-- Start LISTED RECORDS --
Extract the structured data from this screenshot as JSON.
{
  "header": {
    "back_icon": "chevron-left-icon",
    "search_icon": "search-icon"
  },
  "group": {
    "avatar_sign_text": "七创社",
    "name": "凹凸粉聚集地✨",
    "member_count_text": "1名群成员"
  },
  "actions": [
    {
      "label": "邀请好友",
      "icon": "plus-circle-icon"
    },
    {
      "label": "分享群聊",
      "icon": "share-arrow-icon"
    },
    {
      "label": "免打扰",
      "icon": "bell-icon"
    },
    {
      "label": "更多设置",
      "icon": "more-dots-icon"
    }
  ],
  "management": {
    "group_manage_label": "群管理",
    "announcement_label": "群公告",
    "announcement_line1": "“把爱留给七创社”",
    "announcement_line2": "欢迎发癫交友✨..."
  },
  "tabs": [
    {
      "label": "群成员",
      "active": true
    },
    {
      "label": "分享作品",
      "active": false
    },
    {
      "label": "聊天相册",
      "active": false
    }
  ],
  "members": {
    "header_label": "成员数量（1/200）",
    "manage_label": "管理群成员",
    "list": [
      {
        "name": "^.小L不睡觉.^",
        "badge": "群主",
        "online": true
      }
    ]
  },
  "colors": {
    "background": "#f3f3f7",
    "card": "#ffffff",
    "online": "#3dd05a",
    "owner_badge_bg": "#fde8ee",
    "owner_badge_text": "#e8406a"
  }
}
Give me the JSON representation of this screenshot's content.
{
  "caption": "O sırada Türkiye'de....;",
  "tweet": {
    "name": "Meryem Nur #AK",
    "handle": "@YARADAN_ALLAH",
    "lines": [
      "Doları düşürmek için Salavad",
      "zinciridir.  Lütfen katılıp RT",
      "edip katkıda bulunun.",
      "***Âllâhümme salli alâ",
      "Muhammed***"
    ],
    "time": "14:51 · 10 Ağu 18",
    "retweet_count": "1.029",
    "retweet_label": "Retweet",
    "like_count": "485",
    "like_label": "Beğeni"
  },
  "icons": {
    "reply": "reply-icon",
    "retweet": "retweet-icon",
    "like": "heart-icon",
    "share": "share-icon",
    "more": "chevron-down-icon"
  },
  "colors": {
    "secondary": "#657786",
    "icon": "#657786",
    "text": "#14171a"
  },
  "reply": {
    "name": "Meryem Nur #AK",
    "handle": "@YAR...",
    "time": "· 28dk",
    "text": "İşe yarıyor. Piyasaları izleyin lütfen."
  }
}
-- End LISTED RECORDS --
WRITTEN INSTRUCTION: From the first line to the last, retype the data exactly.

RESPONSE FOR THIS EXERCISE:
Extract the structured data from this screenshot as JSON.
{
  "header": {
    "back_icon": "chevron-left-icon",
    "search_icon": "search-icon"
  },
  "group": {
    "avatar_sign_text": "七创社",
    "name": "凹凸粉聚集地✨",
    "member_count_text": "1名群成员"
  },
  "actions": [
    {
      "label": "邀请好友",
      "icon": "plus-circle-icon"
    },
    {
      "label": "分享群聊",
      "icon": "share-arrow-icon"
    },
    {
      "label": "免打扰",
      "icon": "bell-icon"
    },
    {
      "label": "更多设置",
      "icon": "more-dots-icon"
    }
  ],
  "management": {
    "group_manage_label": "群管理",
    "announcement_label": "群公告",
    "announcement_line1": "“把爱留给七创社”",
    "announcement_line2": "欢迎发癫交友✨..."
  },
  "tabs": [
    {
      "label": "群成员",
      "active": true
    },
    {
      "label": "分享作品",
      "active": false
    },
    {
      "label": "聊天相册",
      "active": false
    }
  ],
  "members": {
    "header_label": "成员数量（1/200）",
    "manage_label": "管理群成员",
    "list": [
      {
        "name": "^.小L不睡觉.^",
        "badge": "群主",
        "online": true
      }
    ]
  },
  "colors": {
    "background": "#f3f3f7",
    "card": "#ffffff",
    "online": "#3dd05a",
    "owner_badge_bg": "#fde8ee",
    "owner_badge_text": "#e8406a"
  }
}
Give me the JSON representation of this screenshot's content.
{
  "caption": "O sırada Türkiye'de....;",
  "tweet": {
    "name": "Meryem Nur #AK",
    "handle": "@YARADAN_ALLAH",
    "lines": [
      "Doları düşürmek için Salavad",
      "zinciridir.  Lütfen katılıp RT",
      "edip katkıda bulunun.",
      "***Âllâhümme salli alâ",
      "Muhammed***"
    ],
    "time": "14:51 · 10 Ağu 18",
    "retweet_count": "1.029",
    "retweet_label": "Retweet",
    "like_count": "485",
    "like_label": "Beğeni"
  },
  "icons": {
    "reply": "reply-icon",
    "retweet": "retweet-icon",
    "like": "heart-icon",
    "share": "share-icon",
    "more": "chevron-down-icon"
  },
  "colors": {
    "secondary": "#657786",
    "icon": "#657786",
    "text": "#14171a"
  },
  "reply": {
    "name": "Meryem Nur #AK",
    "handle": "@YAR...",
    "time": "· 28dk",
    "text": "İşe yarıyor. Piyasaları izleyin lütfen."
  }
}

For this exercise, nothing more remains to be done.